>>>>
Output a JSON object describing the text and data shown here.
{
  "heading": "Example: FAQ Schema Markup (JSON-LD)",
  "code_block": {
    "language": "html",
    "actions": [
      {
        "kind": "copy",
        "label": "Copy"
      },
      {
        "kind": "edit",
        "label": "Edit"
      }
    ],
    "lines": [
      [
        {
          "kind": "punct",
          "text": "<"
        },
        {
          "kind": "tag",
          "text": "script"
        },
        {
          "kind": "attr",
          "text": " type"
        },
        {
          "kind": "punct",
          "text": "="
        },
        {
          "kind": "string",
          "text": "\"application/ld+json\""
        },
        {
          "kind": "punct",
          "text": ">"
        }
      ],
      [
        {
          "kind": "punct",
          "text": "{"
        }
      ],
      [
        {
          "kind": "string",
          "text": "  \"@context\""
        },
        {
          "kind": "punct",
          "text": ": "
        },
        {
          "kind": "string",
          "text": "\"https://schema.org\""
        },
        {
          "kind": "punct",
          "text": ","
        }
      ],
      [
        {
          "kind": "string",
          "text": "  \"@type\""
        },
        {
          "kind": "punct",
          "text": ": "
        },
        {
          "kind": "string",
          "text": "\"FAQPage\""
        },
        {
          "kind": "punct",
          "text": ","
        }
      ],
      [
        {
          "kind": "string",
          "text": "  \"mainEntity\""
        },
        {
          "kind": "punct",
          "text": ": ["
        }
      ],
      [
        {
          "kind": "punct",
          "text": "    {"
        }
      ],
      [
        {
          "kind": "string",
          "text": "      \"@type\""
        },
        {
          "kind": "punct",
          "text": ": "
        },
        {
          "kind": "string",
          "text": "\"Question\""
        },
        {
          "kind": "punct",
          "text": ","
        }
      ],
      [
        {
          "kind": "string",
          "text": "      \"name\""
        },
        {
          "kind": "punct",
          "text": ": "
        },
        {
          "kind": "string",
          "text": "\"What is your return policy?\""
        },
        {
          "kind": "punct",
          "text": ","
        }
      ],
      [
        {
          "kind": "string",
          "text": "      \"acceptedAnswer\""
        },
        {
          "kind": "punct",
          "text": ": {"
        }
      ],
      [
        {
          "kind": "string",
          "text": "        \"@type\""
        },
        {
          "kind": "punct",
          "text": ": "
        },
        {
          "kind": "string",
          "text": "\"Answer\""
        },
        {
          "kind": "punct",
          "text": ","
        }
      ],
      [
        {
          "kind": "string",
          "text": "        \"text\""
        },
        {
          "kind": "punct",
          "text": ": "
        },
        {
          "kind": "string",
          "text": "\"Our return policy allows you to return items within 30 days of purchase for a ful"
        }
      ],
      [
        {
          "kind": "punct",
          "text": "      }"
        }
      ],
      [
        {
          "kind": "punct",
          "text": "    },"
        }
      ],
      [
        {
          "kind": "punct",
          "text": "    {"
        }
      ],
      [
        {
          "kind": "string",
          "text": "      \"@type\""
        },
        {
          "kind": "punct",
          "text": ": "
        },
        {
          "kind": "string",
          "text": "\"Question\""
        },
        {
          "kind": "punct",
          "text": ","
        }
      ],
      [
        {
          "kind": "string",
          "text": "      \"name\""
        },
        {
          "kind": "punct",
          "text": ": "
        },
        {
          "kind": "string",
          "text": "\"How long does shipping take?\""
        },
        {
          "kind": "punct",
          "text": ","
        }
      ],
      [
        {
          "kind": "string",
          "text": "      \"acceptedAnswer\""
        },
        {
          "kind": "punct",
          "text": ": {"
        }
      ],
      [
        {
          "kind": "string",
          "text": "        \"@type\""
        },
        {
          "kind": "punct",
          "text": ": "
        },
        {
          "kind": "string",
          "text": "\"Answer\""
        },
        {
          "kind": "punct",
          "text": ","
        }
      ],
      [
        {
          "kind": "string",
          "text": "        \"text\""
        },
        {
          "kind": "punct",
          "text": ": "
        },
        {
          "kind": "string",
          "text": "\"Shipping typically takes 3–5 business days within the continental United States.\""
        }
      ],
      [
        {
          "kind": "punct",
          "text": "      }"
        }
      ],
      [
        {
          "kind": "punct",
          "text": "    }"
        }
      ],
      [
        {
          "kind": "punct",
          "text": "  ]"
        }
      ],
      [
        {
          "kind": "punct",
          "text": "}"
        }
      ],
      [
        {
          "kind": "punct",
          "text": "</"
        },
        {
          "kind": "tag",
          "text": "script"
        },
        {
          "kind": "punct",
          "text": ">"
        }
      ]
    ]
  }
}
<<<<
▸ **What is asked**: List each line of the records that holds the string "days".

▸ **Response below**:
          "text": "\"Our return policy allows you to return items within 30 days of purchase for a ful"
          "text": "\"Shipping typically takes 3–5 business days within the continental United States.\""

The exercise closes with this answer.